## Problem requirements
Print the data exactly as it is given, please.

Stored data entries

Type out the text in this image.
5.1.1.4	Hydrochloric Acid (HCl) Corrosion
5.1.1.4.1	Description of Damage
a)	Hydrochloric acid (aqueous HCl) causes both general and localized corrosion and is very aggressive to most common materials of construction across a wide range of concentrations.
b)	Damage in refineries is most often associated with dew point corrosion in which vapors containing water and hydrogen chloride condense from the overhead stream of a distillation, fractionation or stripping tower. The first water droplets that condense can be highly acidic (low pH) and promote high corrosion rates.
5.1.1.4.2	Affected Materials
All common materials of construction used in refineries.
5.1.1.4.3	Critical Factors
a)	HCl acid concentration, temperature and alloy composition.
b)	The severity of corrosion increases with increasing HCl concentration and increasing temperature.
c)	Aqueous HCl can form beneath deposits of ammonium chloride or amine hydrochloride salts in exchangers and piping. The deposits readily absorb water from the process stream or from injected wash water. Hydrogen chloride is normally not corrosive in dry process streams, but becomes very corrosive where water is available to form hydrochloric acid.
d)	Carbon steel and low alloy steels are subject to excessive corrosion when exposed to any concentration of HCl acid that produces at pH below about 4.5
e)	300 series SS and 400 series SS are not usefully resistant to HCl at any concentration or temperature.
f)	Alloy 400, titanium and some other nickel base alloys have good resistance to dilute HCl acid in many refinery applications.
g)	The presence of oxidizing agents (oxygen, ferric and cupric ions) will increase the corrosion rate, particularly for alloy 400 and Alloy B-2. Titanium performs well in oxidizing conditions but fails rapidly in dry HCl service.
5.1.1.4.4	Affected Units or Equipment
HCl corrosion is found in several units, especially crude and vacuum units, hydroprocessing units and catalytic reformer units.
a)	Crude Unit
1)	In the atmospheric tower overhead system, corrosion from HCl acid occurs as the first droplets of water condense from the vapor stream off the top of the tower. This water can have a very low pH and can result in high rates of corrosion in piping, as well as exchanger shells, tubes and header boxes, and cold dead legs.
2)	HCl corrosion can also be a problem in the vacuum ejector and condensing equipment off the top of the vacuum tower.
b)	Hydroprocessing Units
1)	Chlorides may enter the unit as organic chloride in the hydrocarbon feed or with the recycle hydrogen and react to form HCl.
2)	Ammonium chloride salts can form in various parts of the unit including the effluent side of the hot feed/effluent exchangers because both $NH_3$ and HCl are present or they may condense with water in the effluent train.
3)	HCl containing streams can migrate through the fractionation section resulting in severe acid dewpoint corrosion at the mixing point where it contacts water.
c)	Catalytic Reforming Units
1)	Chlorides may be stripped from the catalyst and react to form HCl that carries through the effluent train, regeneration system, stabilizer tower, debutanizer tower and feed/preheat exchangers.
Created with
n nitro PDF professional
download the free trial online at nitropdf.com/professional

## Answer in full
Type out the text in this image.
5.1.1.4	Hydrochloric Acid (HCl) Corrosion
5.1.1.4.1	Description of Damage
a)	Hydrochloric acid (aqueous HCl) causes both general and localized corrosion and is very aggressive to most common materials of construction across a wide range of concentrations.
b)	Damage in refineries is most often associated with dew point corrosion in which vapors containing water and hydrogen chloride condense from the overhead stream of a distillation, fractionation or stripping tower. The first water droplets that condense can be highly acidic (low pH) and promote high corrosion rates.
5.1.1.4.2	Affected Materials
All common materials of construction used in refineries.
5.1.1.4.3	Critical Factors
a)	HCl acid concentration, temperature and alloy composition.
b)	The severity of corrosion increases with increasing HCl concentration and increasing temperature.
c)	Aqueous HCl can form beneath deposits of ammonium chloride or amine hydrochloride salts in exchangers and piping. The deposits readily absorb water from the process stream or from injected wash water. Hydrogen chloride is normally not corrosive in dry process streams, but becomes very corrosive where water is available to form hydrochloric acid.
d)	Carbon steel and low alloy steels are subject to excessive corrosion when exposed to any concentration of HCl acid that produces at pH below about 4.5
e)	300 series SS and 400 series SS are not usefully resistant to HCl at any concentration or temperature.
f)	Alloy 400, titanium and some other nickel base alloys have good resistance to dilute HCl acid in many refinery applications.
g)	The presence of oxidizing agents (oxygen, ferric and cupric ions) will increase the corrosion rate, particularly for alloy 400 and Alloy B-2. Titanium performs well in oxidizing conditions but fails rapidly in dry HCl service.
5.1.1.4.4	Affected Units or Equipment
HCl corrosion is found in several units, especially crude and vacuum units, hydroprocessing units and catalytic reformer units.
a)	Crude Unit
1)	In the atmospheric tower overhead system, corrosion from HCl acid occurs as the first droplets of water condense from the vapor stream off the top of the tower. This water can have a very low pH and can result in high rates of corrosion in piping, as well as exchanger shells, tubes and header boxes, and cold dead legs.
2)	HCl corrosion can also be a problem in the vacuum ejector and condensing equipment off the top of the vacuum tower.
b)	Hydroprocessing Units
1)	Chlorides may enter the unit as organic chloride in the hydrocarbon feed or with the recycle hydrogen and react to form HCl.
2)	Ammonium chloride salts can form in various parts of the unit including the effluent side of the hot feed/effluent exchangers because both $NH_3$ and HCl are present or they may condense with water in the effluent train.
3)	HCl containing streams can migrate through the fractionation section resulting in severe acid dewpoint corrosion at the mixing point where it contacts water.
c)	Catalytic Reforming Units
1)	Chlorides may be stripped from the catalyst and react to form HCl that carries through the effluent train, regeneration system, stabilizer tower, debutanizer tower and feed/preheat exchangers.
Created with
n nitro PDF professional
download the free trial online at nitropdf.com/professional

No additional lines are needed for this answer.